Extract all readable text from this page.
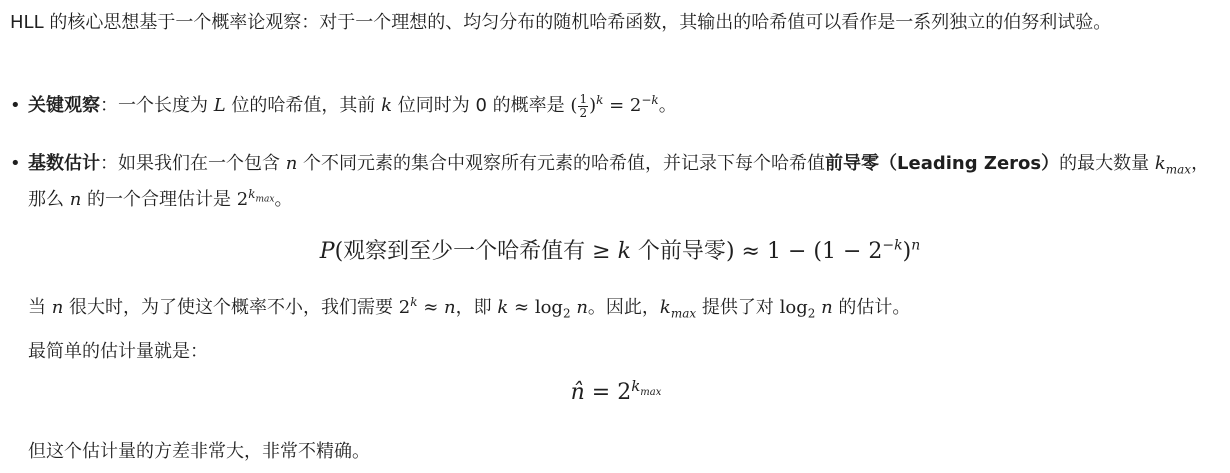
HLL 的核心思想基于一个概率论观察：对于一个理想的、均匀分布的随机哈希函数，其输出的哈希值可以看作是一系列独立的伯努利试验。
• 关键观察：一个长度为 L 位的哈希值，其前 k 位同时为 0 的概率是 ( $\frac{1}{2} )^k = 2^{-k}$。
• 基数估计：如果我们在一个包含 n 个不同元素的集合中观察所有元素的哈希值，并记录下每个哈希值前导零（Leading Zeros）的最大数量 $k_{max}$，那么 n 的一个合理估计是 $2^{k_{max}}$。
P(观察到至少一个哈希值有 ≥ k 个前导零) ≈ $1 - (1 - 2^{-k})^n$
当 n 很大时，为了使这个概率不小，我们需要 $2^k \approx n$，即 $k \approx \log_2 n$。因此，$k_{max}$ 提供了对 $\log_2 n$ 的估计。
最简单的估计量就是：
n̂ = $2^{k_{max}}$
但这个估计量的方差非常大，非常不精确。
+++++
_Your goal_
Omit the pictures, then quote the rest of the material above exactly.

_Task result_
Extract all readable text from this page.
HLL 的核心思想基于一个概率论观察：对于一个理想的、均匀分布的随机哈希函数，其输出的哈希值可以看作是一系列独立的伯努利试验。
• 关键观察：一个长度为 L 位的哈希值，其前 k 位同时为 0 的概率是 ( $\frac{1}{2} )^k = 2^{-k}$。
• 基数估计：如果我们在一个包含 n 个不同元素的集合中观察所有元素的哈希值，并记录下每个哈希值前导零（Leading Zeros）的最大数量 $k_{max}$，那么 n 的一个合理估计是 $2^{k_{max}}$。
P(观察到至少一个哈希值有 ≥ k 个前导零) ≈ $1 - (1 - 2^{-k})^n$
当 n 很大时，为了使这个概率不小，我们需要 $2^k \approx n$，即 $k \approx \log_2 n$。因此，$k_{max}$ 提供了对 $\log_2 n$ 的估计。
最简单的估计量就是：
n̂ = $2^{k_{max}}$
但这个估计量的方差非常大，非常不精确。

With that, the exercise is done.